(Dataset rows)
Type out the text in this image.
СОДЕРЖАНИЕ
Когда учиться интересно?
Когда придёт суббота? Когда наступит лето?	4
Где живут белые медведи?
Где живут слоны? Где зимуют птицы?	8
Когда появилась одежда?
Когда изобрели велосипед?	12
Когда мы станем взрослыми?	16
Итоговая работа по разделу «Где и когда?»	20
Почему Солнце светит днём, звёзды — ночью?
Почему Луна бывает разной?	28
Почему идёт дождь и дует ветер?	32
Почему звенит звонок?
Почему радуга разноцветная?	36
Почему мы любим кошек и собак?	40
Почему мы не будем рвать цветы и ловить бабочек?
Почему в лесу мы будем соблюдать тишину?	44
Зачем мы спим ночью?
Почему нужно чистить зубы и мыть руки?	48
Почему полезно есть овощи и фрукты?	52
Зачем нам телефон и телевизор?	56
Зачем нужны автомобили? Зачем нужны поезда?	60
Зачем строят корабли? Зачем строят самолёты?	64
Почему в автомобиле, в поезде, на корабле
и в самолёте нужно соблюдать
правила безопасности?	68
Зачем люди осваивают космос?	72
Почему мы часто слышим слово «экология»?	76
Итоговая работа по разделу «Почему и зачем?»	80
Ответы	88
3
---
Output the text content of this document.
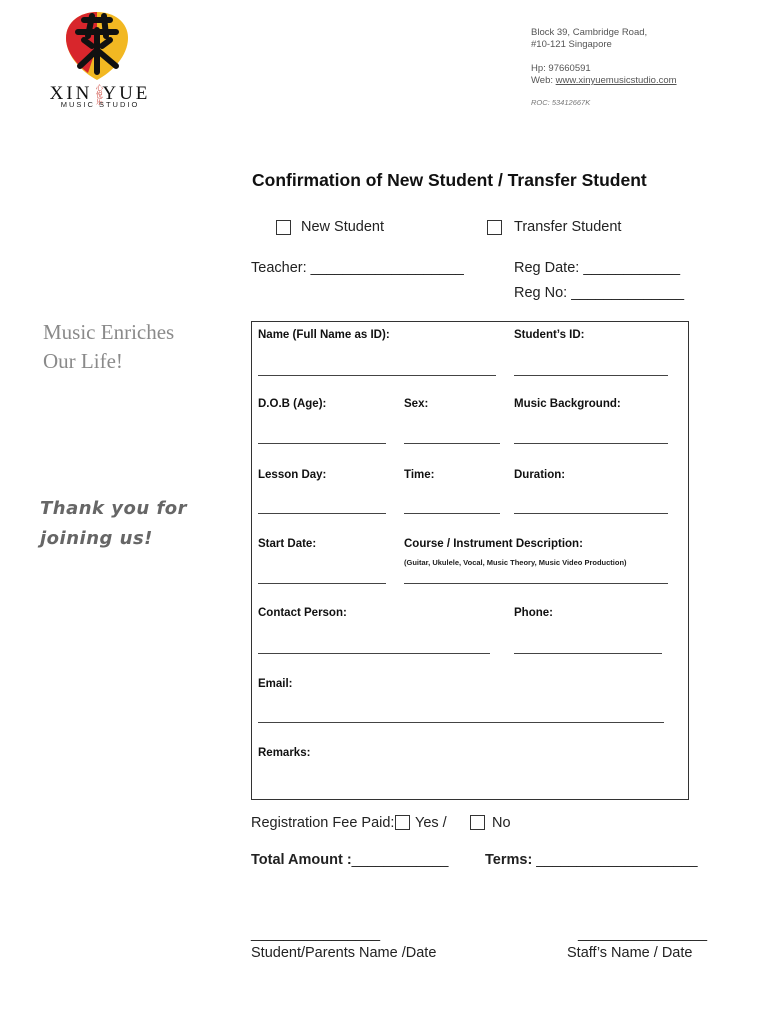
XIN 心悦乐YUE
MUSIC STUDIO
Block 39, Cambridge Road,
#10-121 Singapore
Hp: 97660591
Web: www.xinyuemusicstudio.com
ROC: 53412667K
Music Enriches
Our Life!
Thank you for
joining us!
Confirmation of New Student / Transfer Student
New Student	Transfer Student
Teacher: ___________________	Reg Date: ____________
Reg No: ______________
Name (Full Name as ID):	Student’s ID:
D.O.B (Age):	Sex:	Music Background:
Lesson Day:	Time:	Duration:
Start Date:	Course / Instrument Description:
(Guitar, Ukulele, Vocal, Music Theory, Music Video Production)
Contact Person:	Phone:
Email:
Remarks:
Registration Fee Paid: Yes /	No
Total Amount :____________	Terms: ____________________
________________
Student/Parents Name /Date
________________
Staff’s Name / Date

Task goal. Pick out each line that holds the string "text".

Response for this exercise.
Type out the text in this image.
Output the text content of this document.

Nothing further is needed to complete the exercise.